* start *

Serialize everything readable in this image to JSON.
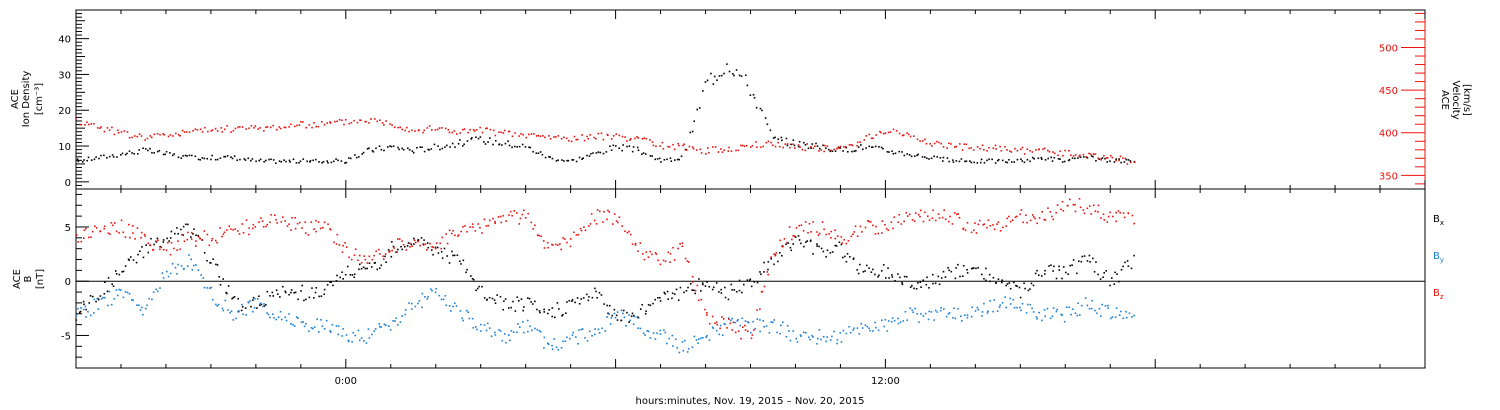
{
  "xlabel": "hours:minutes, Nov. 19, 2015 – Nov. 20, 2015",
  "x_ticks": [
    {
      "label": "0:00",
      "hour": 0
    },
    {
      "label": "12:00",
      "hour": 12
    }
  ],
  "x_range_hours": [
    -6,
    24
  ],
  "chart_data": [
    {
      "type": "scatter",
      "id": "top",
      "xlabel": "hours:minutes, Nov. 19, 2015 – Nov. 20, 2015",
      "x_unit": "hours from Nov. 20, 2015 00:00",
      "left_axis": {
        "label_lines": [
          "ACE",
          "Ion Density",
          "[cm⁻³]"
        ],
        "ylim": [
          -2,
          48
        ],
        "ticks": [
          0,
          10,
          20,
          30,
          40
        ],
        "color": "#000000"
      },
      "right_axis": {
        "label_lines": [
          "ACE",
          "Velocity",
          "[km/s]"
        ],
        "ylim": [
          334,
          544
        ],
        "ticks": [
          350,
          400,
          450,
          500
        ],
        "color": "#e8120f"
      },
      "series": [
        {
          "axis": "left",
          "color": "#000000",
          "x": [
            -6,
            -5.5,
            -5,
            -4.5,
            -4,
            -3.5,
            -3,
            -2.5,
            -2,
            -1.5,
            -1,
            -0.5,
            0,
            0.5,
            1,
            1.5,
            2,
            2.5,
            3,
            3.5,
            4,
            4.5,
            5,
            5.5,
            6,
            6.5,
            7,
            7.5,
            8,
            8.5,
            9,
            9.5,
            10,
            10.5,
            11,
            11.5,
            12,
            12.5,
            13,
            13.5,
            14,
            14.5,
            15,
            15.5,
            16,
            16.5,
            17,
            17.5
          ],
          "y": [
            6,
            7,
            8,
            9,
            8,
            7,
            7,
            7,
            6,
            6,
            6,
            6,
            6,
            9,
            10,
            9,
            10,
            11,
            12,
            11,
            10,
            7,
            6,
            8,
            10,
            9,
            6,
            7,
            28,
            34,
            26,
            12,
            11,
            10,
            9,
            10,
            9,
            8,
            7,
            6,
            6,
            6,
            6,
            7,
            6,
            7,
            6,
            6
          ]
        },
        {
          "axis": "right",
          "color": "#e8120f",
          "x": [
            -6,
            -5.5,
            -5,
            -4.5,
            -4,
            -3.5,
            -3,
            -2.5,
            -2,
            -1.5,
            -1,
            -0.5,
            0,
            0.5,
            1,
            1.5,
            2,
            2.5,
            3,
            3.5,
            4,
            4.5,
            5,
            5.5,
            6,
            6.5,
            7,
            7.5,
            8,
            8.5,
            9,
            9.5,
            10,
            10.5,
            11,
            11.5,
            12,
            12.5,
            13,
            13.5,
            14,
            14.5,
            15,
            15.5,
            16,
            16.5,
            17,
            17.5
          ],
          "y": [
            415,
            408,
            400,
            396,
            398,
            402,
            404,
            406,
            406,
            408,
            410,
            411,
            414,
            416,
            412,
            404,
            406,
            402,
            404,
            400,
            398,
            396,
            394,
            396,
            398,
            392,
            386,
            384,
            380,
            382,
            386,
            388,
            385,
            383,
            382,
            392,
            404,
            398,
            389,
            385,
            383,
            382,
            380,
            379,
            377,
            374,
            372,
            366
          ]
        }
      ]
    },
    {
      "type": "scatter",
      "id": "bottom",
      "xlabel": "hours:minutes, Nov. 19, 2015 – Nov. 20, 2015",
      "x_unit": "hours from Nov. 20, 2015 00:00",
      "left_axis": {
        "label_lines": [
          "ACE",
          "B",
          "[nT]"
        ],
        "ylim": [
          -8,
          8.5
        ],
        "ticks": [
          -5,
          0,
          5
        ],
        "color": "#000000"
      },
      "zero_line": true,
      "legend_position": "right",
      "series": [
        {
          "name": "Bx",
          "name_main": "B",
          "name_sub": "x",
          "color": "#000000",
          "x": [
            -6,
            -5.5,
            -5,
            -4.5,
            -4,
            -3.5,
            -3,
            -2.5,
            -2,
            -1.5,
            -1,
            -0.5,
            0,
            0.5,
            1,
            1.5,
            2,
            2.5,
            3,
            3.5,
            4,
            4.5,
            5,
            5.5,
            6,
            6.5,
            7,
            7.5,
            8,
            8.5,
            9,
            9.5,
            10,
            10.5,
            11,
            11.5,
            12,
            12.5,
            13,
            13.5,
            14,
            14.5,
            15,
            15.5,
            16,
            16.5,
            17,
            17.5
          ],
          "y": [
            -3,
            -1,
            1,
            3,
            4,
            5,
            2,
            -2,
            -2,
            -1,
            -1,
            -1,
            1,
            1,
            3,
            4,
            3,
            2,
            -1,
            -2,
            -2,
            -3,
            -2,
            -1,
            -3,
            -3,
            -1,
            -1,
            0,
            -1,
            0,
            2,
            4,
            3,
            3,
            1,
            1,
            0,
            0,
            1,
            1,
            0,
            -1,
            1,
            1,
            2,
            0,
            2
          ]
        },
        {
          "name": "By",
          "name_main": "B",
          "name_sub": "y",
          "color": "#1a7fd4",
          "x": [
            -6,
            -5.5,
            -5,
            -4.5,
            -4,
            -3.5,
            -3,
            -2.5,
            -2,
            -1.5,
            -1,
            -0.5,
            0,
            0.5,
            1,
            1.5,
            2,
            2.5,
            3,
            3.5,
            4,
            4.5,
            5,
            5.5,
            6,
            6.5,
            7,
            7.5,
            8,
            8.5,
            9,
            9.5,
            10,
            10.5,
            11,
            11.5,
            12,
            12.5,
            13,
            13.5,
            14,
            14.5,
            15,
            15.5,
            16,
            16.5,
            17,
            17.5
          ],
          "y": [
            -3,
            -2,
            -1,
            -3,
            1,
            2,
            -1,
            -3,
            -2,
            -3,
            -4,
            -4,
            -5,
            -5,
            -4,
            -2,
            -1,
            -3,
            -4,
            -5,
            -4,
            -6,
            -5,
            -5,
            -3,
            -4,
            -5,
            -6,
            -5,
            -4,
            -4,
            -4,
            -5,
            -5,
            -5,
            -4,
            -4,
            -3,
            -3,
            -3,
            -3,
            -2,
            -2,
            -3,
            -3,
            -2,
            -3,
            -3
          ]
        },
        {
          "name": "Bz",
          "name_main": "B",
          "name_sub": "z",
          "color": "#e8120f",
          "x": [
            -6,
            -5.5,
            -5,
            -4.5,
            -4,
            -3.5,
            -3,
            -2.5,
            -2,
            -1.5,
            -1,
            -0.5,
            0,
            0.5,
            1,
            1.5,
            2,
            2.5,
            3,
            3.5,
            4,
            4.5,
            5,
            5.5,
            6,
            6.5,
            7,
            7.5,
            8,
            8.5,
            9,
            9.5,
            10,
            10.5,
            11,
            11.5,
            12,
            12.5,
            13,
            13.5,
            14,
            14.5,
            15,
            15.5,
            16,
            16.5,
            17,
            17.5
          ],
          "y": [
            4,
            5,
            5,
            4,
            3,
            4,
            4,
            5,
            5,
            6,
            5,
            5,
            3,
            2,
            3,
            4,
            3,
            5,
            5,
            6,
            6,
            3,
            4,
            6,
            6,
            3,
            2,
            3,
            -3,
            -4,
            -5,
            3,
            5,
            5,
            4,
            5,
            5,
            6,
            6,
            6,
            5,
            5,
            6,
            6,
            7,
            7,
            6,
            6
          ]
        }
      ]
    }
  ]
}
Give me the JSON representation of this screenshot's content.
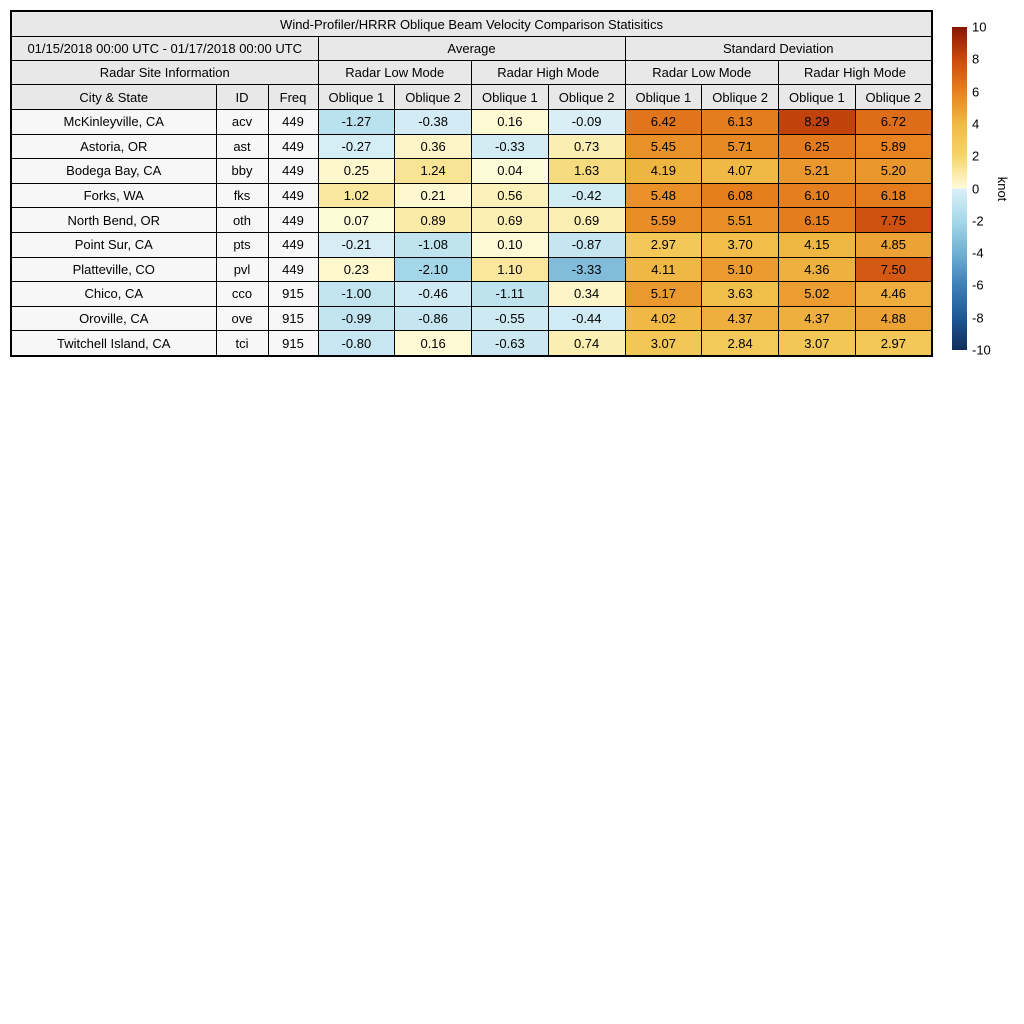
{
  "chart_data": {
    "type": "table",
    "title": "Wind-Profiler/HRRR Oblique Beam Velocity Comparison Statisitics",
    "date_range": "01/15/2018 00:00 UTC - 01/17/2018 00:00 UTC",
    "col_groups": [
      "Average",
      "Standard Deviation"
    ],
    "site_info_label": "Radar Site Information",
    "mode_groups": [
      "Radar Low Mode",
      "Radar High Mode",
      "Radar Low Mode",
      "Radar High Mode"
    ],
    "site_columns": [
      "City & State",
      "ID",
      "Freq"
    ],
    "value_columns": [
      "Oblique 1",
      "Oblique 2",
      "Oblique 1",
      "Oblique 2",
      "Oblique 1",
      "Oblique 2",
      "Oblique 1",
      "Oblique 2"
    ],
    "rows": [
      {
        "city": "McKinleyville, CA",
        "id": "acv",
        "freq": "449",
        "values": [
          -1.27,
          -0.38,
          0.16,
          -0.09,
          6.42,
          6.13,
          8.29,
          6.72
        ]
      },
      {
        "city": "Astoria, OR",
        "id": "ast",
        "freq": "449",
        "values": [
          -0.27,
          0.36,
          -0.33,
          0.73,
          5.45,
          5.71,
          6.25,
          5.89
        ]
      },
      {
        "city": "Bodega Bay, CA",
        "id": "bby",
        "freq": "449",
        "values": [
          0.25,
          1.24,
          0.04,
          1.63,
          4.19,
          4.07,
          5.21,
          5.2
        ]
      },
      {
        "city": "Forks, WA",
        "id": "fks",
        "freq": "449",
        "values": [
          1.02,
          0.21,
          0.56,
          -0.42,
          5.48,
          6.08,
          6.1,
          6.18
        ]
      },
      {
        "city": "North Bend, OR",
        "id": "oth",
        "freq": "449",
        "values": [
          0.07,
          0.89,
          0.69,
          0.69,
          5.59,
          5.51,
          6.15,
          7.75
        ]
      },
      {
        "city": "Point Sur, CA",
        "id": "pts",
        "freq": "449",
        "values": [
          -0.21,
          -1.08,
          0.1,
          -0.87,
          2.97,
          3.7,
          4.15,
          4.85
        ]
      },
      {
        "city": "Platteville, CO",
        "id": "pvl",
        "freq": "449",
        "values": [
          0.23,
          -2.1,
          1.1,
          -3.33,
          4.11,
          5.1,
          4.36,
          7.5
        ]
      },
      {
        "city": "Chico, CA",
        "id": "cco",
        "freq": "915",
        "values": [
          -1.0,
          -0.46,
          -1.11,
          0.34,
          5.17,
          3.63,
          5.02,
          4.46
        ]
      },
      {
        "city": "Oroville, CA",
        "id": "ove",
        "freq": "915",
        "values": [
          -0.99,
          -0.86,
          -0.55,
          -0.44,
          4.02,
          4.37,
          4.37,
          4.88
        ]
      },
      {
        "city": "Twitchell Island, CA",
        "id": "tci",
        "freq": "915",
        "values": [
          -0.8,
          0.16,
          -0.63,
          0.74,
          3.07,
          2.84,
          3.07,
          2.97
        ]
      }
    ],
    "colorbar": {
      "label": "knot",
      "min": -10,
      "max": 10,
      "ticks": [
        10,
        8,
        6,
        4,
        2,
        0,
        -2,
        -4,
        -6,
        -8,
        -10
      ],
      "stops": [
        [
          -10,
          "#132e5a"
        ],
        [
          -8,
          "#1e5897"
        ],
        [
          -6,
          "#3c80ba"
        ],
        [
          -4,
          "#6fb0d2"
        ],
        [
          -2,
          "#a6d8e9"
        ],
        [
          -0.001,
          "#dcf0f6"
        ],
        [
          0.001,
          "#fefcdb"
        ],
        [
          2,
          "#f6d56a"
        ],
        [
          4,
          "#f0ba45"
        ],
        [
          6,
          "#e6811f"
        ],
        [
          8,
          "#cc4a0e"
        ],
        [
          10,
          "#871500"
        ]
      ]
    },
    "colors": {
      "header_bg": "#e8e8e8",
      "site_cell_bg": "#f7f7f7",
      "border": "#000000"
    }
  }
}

* end *

_Your goal_
Check each line of the data above for the word "Velocity" and say how many lines have it. Give the number alone.

_Solution to this exercise_
2